---- EXCERPTED RECORDS
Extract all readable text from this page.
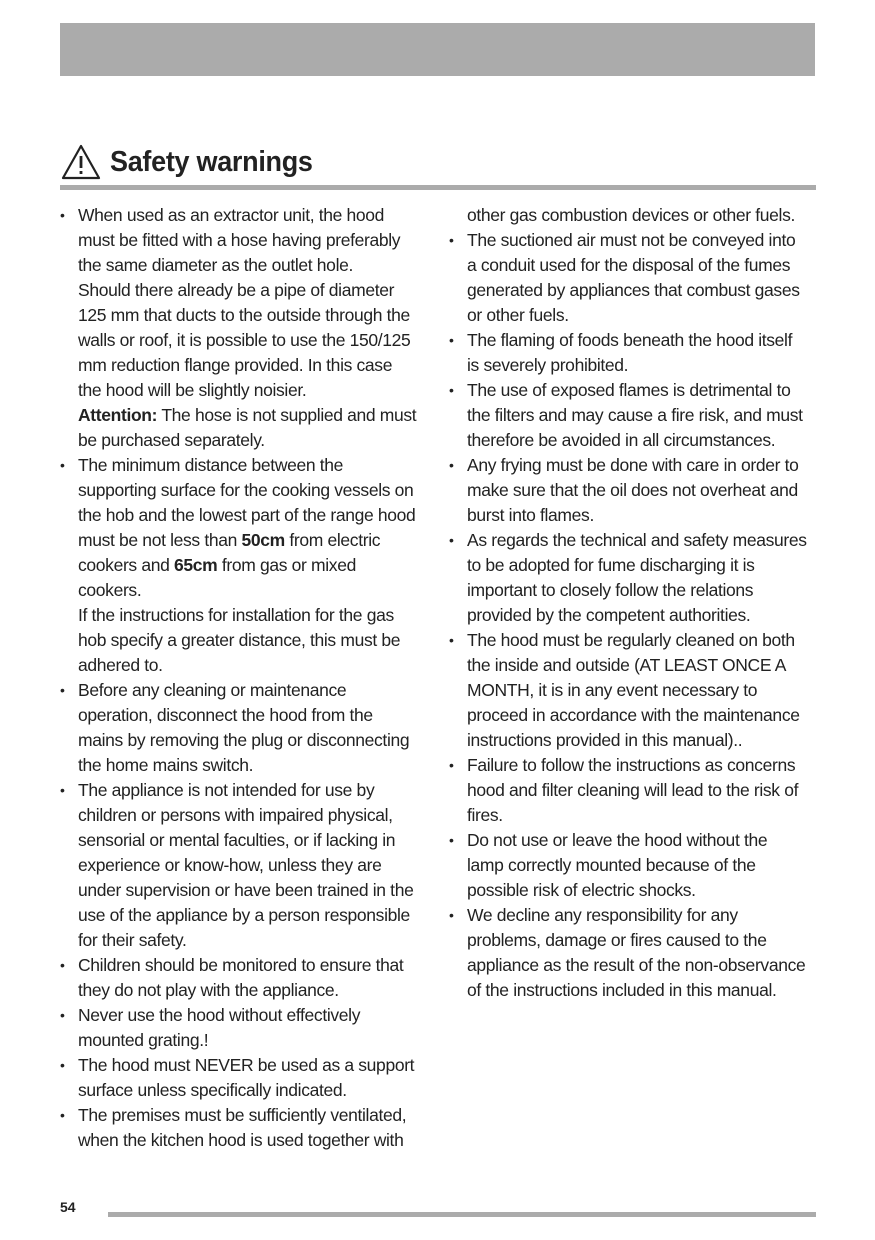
Safety warnings
• When used as an extractor unit, the hood
must be fitted with a hose having preferably
the same diameter as the outlet hole.
Should there already be a pipe of diameter
125 mm that ducts to the outside through the
walls or roof, it is possible to use the 150/125
mm reduction flange provided. In this case
the hood will be slightly noisier.
Attention: The hose is not supplied and must
be purchased separately.
• The minimum distance between the
supporting surface for the cooking vessels on
the hob and the lowest part of the range hood
must be not less than 50cm from electric
cookers and 65cm from gas or mixed
cookers.
If the instructions for installation for the gas
hob specify a greater distance, this must be
adhered to.
• Before any cleaning or maintenance
operation, disconnect the hood from the
mains by removing the plug or disconnecting
the home mains switch.
• The appliance is not intended for use by
children or persons with impaired physical,
sensorial or mental faculties, or if lacking in
experience or know-how, unless they are
under supervision or have been trained in the
use of the appliance by a person responsible
for their safety.
• Children should be monitored to ensure that
they do not play with the appliance.
• Never use the hood without effectively
mounted grating.!
• The hood must NEVER be used as a support
surface unless specifically indicated.
• The premises must be sufficiently ventilated,
when the kitchen hood is used together with
other gas combustion devices or other fuels.
• The suctioned air must not be conveyed into
a conduit used for the disposal of the fumes
generated by appliances that combust gases
or other fuels.
• The flaming of foods beneath the hood itself
is severely prohibited.
• The use of exposed flames is detrimental to
the filters and may cause a fire risk, and must
therefore be avoided in all circumstances.
• Any frying must be done with care in order to
make sure that the oil does not overheat and
burst into flames.
• As regards the technical and safety measures
to be adopted for fume discharging it is
important to closely follow the relations
provided by the competent authorities.
• The hood must be regularly cleaned on both
the inside and outside (AT LEAST ONCE A
MONTH, it is in any event necessary to
proceed in accordance with the maintenance
instructions provided in this manual)..
• Failure to follow the instructions as concerns
hood and filter cleaning will lead to the risk of
fires.
• Do not use or leave the hood without the
lamp correctly mounted because of the
possible risk of electric shocks.
• We decline any responsibility for any
problems, damage or fires caused to the
appliance as the result of the non-observance
of the instructions included in this manual.
54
--------
* _WHAT TO PRODUCE_:
Locate all lines in the listing above with the word "from". Copy them.

* _RESULT_:
Extract all readable text from this page.
must be not less than 50cm from electric
cookers and 65cm from gas or mixed
operation, disconnect the hood from the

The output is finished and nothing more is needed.